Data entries
# # # #

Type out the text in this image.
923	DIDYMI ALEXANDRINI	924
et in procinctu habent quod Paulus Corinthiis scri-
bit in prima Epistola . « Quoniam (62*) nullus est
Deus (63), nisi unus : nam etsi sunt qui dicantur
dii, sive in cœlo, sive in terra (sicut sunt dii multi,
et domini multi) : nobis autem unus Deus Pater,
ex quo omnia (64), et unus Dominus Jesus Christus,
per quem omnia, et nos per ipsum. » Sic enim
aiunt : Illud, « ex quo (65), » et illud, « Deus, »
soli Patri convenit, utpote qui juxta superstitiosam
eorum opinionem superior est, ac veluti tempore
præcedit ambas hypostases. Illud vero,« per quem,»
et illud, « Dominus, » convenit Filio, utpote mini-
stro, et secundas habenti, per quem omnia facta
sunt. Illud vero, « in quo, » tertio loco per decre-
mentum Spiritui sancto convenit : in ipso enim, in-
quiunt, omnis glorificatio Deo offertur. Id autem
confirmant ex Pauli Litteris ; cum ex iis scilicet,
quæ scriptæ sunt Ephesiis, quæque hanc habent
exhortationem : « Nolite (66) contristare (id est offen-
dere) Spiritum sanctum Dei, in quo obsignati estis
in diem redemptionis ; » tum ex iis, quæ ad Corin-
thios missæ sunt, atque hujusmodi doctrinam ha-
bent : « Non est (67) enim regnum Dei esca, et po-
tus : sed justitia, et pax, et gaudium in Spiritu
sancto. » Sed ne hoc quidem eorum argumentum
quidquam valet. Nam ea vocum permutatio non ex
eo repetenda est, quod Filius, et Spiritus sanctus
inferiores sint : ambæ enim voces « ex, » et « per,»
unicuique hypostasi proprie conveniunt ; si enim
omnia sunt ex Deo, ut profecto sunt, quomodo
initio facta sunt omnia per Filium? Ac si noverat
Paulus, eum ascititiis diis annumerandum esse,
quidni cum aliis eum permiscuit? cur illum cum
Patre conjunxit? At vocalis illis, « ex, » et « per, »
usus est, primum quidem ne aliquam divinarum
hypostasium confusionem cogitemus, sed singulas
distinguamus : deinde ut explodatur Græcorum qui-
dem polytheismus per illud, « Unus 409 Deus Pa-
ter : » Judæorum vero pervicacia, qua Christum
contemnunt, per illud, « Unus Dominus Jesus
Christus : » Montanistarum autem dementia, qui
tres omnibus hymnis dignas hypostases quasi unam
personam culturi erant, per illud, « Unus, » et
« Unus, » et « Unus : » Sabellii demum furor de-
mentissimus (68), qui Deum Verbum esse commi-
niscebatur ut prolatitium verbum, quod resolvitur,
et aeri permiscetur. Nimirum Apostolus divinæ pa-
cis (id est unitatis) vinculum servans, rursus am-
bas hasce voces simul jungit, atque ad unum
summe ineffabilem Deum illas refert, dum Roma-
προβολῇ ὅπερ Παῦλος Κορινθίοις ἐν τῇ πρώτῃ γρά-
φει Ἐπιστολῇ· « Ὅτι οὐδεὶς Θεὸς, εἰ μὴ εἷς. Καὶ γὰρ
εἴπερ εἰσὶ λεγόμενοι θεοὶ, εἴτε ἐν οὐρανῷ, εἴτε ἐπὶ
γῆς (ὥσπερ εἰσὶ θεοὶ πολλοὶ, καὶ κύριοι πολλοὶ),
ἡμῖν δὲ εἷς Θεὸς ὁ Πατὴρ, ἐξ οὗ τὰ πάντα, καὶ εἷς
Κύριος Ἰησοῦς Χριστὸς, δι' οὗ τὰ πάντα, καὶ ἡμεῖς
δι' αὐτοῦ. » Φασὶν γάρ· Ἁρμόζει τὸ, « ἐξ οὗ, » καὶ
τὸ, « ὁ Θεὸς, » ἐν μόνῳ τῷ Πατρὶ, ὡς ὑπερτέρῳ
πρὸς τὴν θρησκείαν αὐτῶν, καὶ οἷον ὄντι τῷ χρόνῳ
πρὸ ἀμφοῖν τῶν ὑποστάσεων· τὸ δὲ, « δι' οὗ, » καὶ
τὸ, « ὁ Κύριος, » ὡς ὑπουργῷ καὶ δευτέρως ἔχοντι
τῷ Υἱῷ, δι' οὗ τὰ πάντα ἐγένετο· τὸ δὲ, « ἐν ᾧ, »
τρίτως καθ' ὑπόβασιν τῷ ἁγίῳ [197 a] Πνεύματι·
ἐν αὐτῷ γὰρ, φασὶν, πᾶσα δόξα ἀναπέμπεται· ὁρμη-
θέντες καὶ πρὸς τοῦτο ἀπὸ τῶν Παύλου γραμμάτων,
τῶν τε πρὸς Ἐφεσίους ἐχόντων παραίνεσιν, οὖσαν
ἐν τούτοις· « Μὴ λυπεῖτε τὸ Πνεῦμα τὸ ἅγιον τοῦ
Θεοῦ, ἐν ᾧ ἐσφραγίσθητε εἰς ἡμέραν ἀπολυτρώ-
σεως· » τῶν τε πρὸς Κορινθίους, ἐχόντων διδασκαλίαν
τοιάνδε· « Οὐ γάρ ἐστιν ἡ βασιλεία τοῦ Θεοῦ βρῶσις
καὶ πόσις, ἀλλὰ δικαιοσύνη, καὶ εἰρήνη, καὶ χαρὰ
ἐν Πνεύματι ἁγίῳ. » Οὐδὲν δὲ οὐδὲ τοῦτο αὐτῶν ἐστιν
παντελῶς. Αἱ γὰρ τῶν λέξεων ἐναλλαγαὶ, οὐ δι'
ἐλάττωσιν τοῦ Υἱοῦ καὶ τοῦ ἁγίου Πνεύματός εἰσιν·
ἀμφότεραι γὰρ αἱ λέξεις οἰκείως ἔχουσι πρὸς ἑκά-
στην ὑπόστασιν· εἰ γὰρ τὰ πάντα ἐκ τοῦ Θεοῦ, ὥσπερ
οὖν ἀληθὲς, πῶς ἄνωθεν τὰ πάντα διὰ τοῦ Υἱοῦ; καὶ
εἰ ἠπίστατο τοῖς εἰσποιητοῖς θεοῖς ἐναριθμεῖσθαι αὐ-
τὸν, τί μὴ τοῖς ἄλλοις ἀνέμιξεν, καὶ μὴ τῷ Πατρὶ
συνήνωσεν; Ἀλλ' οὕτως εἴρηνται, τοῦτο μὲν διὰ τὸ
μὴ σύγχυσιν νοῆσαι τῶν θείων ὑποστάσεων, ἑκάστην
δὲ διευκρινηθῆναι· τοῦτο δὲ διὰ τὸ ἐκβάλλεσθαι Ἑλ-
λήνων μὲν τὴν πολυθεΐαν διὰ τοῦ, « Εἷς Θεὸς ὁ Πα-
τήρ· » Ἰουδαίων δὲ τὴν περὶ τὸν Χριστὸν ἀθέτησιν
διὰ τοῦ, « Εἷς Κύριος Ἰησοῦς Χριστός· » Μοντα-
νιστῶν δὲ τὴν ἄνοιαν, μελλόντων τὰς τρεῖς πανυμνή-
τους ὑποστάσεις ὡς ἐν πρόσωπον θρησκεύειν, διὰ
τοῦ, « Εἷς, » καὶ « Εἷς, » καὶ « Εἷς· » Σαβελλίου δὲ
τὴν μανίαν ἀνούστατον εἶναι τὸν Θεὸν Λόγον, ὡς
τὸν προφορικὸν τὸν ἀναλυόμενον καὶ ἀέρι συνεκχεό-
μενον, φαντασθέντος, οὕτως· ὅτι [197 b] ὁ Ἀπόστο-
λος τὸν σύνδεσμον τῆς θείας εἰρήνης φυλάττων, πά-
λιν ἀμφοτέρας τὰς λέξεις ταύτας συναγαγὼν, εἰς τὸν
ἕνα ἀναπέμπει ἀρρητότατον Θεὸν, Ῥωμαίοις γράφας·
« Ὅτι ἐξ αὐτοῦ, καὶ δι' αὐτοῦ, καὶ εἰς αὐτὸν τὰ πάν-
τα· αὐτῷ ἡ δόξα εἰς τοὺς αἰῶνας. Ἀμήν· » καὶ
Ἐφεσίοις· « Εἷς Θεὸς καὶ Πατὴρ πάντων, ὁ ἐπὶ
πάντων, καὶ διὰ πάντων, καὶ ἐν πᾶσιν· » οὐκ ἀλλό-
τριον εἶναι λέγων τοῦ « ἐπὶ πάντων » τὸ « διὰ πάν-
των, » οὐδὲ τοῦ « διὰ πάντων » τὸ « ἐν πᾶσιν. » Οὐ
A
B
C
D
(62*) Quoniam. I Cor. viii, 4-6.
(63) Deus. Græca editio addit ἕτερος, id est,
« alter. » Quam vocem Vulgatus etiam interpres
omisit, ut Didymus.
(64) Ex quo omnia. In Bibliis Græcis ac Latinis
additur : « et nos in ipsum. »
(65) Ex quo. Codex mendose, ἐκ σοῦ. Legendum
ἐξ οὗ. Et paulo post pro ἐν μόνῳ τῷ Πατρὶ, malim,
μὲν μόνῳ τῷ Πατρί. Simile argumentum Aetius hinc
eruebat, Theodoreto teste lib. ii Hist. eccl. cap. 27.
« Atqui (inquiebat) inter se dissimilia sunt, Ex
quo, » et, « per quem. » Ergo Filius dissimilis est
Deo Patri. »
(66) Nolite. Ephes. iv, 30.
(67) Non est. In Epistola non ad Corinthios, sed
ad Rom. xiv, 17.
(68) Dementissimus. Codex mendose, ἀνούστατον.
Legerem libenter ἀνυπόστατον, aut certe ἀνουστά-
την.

# # # #

> AIM OF THE EXERCISE
Pull every line containing "Patri" from the material above.

> OUTPUT FOR THIS EXERCISE
soli Patri convenit, utpote qui juxta superstitiosam
Deo Patri. »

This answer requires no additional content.